What is expected: Write out the data below in full. Keep it exact.

--- begin Dataset entries ---

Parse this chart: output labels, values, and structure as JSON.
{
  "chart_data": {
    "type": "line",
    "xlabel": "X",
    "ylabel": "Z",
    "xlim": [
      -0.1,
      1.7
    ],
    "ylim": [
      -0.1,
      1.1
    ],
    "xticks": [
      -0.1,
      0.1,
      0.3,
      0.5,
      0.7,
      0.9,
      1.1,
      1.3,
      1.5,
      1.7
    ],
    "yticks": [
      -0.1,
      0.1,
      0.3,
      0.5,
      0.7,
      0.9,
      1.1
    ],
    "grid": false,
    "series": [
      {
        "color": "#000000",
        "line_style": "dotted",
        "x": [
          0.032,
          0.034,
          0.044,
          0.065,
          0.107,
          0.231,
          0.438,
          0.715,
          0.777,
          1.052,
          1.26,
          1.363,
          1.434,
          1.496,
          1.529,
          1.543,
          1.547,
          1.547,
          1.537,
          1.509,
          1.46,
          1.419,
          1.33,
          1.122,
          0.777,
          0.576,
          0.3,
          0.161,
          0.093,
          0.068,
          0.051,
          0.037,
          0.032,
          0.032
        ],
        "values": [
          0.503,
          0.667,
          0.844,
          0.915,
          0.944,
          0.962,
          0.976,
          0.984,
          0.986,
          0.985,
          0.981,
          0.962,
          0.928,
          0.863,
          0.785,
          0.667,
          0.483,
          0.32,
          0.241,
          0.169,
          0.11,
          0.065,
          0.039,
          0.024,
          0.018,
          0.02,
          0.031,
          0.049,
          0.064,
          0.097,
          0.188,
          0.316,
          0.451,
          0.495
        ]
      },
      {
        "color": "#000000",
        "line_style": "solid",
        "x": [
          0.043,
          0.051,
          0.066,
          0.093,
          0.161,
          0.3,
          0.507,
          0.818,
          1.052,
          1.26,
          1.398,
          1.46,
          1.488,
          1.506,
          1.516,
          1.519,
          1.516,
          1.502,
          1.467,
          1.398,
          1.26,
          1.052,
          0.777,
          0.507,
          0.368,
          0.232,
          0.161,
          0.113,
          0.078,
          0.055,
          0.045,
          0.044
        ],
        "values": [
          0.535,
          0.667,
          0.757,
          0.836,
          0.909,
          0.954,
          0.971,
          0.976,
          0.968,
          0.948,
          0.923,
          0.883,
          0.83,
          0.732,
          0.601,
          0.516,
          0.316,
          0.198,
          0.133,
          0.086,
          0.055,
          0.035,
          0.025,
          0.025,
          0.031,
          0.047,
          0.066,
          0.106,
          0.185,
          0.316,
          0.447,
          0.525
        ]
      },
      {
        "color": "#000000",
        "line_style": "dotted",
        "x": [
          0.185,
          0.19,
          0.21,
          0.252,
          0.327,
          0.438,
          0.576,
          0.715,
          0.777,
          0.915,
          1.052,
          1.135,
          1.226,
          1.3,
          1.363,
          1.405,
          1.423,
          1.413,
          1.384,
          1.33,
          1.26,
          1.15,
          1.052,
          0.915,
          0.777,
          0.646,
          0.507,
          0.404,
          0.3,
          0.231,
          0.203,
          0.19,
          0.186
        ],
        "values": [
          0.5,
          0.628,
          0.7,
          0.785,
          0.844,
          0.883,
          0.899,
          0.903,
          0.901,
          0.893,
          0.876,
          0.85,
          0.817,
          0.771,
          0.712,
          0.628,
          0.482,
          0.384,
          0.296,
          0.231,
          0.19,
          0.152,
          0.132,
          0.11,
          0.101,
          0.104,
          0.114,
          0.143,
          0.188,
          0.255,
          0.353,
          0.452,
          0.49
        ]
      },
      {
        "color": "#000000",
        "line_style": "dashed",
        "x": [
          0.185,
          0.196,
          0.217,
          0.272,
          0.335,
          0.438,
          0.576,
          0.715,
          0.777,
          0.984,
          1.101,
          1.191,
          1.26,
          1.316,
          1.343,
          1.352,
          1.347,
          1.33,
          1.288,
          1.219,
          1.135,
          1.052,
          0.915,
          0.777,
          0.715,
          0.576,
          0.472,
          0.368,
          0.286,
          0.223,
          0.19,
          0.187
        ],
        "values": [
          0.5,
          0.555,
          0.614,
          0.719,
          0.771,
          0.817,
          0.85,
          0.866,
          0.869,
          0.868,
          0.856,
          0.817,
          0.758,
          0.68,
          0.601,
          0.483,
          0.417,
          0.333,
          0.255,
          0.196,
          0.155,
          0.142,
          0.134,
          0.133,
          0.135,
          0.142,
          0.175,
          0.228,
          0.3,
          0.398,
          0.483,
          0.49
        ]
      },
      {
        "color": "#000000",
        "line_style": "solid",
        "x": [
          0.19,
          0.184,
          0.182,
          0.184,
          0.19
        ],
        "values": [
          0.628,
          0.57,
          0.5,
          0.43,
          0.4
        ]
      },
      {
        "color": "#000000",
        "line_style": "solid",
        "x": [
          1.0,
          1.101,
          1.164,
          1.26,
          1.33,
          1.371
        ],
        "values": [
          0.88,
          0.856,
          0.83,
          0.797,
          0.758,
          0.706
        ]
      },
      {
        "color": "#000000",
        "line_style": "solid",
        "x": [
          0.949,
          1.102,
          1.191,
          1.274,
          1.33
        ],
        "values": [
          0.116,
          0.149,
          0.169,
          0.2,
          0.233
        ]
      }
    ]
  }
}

--- end Dataset entries ---

Output:
Parse this chart: output labels, values, and structure as JSON.
{
  "chart_data": {
    "type": "line",
    "xlabel": "X",
    "ylabel": "Z",
    "xlim": [
      -0.1,
      1.7
    ],
    "ylim": [
      -0.1,
      1.1
    ],
    "xticks": [
      -0.1,
      0.1,
      0.3,
      0.5,
      0.7,
      0.9,
      1.1,
      1.3,
      1.5,
      1.7
    ],
    "yticks": [
      -0.1,
      0.1,
      0.3,
      0.5,
      0.7,
      0.9,
      1.1
    ],
    "grid": false,
    "series": [
      {
        "color": "#000000",
        "line_style": "dotted",
        "x": [
          0.032,
          0.034,
          0.044,
          0.065,
          0.107,
          0.231,
          0.438,
          0.715,
          0.777,
          1.052,
          1.26,
          1.363,
          1.434,
          1.496,
          1.529,
          1.543,
          1.547,
          1.547,
          1.537,
          1.509,
          1.46,
          1.419,
          1.33,
          1.122,
          0.777,
          0.576,
          0.3,
          0.161,
          0.093,
          0.068,
          0.051,
          0.037,
          0.032,
          0.032
        ],
        "values": [
          0.503,
          0.667,
          0.844,
          0.915,
          0.944,
          0.962,
          0.976,
          0.984,
          0.986,
          0.985,
          0.981,
          0.962,
          0.928,
          0.863,
          0.785,
          0.667,
          0.483,
          0.32,
          0.241,
          0.169,
          0.11,
          0.065,
          0.039,
          0.024,
          0.018,
          0.02,
          0.031,
          0.049,
          0.064,
          0.097,
          0.188,
          0.316,
          0.451,
          0.495
        ]
      },
      {
        "color": "#000000",
        "line_style": "solid",
        "x": [
          0.043,
          0.051,
          0.066,
          0.093,
          0.161,
          0.3,
          0.507,
          0.818,
          1.052,
          1.26,
          1.398,
          1.46,
          1.488,
          1.506,
          1.516,
          1.519,
          1.516,
          1.502,
          1.467,
          1.398,
          1.26,
          1.052,
          0.777,
          0.507,
          0.368,
          0.232,
          0.161,
          0.113,
          0.078,
          0.055,
          0.045,
          0.044
        ],
        "values": [
          0.535,
          0.667,
          0.757,
          0.836,
          0.909,
          0.954,
          0.971,
          0.976,
          0.968,
          0.948,
          0.923,
          0.883,
          0.83,
          0.732,
          0.601,
          0.516,
          0.316,
          0.198,
          0.133,
          0.086,
          0.055,
          0.035,
          0.025,
          0.025,
          0.031,
          0.047,
          0.066,
          0.106,
          0.185,
          0.316,
          0.447,
          0.525
        ]
      },
      {
        "color": "#000000",
        "line_style": "dotted",
        "x": [
          0.185,
          0.19,
          0.21,
          0.252,
          0.327,
          0.438,
          0.576,
          0.715,
          0.777,
          0.915,
          1.052,
          1.135,
          1.226,
          1.3,
          1.363,
          1.405,
          1.423,
          1.413,
          1.384,
          1.33,
          1.26,
          1.15,
          1.052,
          0.915,
          0.777,
          0.646,
          0.507,
          0.404,
          0.3,
          0.231,
          0.203,
          0.19,
          0.186
        ],
        "values": [
          0.5,
          0.628,
          0.7,
          0.785,
          0.844,
          0.883,
          0.899,
          0.903,
          0.901,
          0.893,
          0.876,
          0.85,
          0.817,
          0.771,
          0.712,
          0.628,
          0.482,
          0.384,
          0.296,
          0.231,
          0.19,
          0.152,
          0.132,
          0.11,
          0.101,
          0.104,
          0.114,
          0.143,
          0.188,
          0.255,
          0.353,
          0.452,
          0.49
        ]
      },
      {
        "color": "#000000",
        "line_style": "dashed",
        "x": [
          0.185,
          0.196,
          0.217,
          0.272,
          0.335,
          0.438,
          0.576,
          0.715,
          0.777,
          0.984,
          1.101,
          1.191,
          1.26,
          1.316,
          1.343,
          1.352,
          1.347,
          1.33,
          1.288,
          1.219,
          1.135,
          1.052,
          0.915,
          0.777,
          0.715,
          0.576,
          0.472,
          0.368,
          0.286,
          0.223,
          0.19,
          0.187
        ],
        "values": [
          0.5,
          0.555,
          0.614,
          0.719,
          0.771,
          0.817,
          0.85,
          0.866,
          0.869,
          0.868,
          0.856,
          0.817,
          0.758,
          0.68,
          0.601,
          0.483,
          0.417,
          0.333,
          0.255,
          0.196,
          0.155,
          0.142,
          0.134,
          0.133,
          0.135,
          0.142,
          0.175,
          0.228,
          0.3,
          0.398,
          0.483,
          0.49
        ]
      },
      {
        "color": "#000000",
        "line_style": "solid",
        "x": [
          0.19,
          0.184,
          0.182,
          0.184,
          0.19
        ],
        "values": [
          0.628,
          0.57,
          0.5,
          0.43,
          0.4
        ]
      },
      {
        "color": "#000000",
        "line_style": "solid",
        "x": [
          1.0,
          1.101,
          1.164,
          1.26,
          1.33,
          1.371
        ],
        "values": [
          0.88,
          0.856,
          0.83,
          0.797,
          0.758,
          0.706
        ]
      },
      {
        "color": "#000000",
        "line_style": "solid",
        "x": [
          0.949,
          1.102,
          1.191,
          1.274,
          1.33
        ],
        "values": [
          0.116,
          0.149,
          0.169,
          0.2,
          0.233
        ]
      }
    ]
  }
}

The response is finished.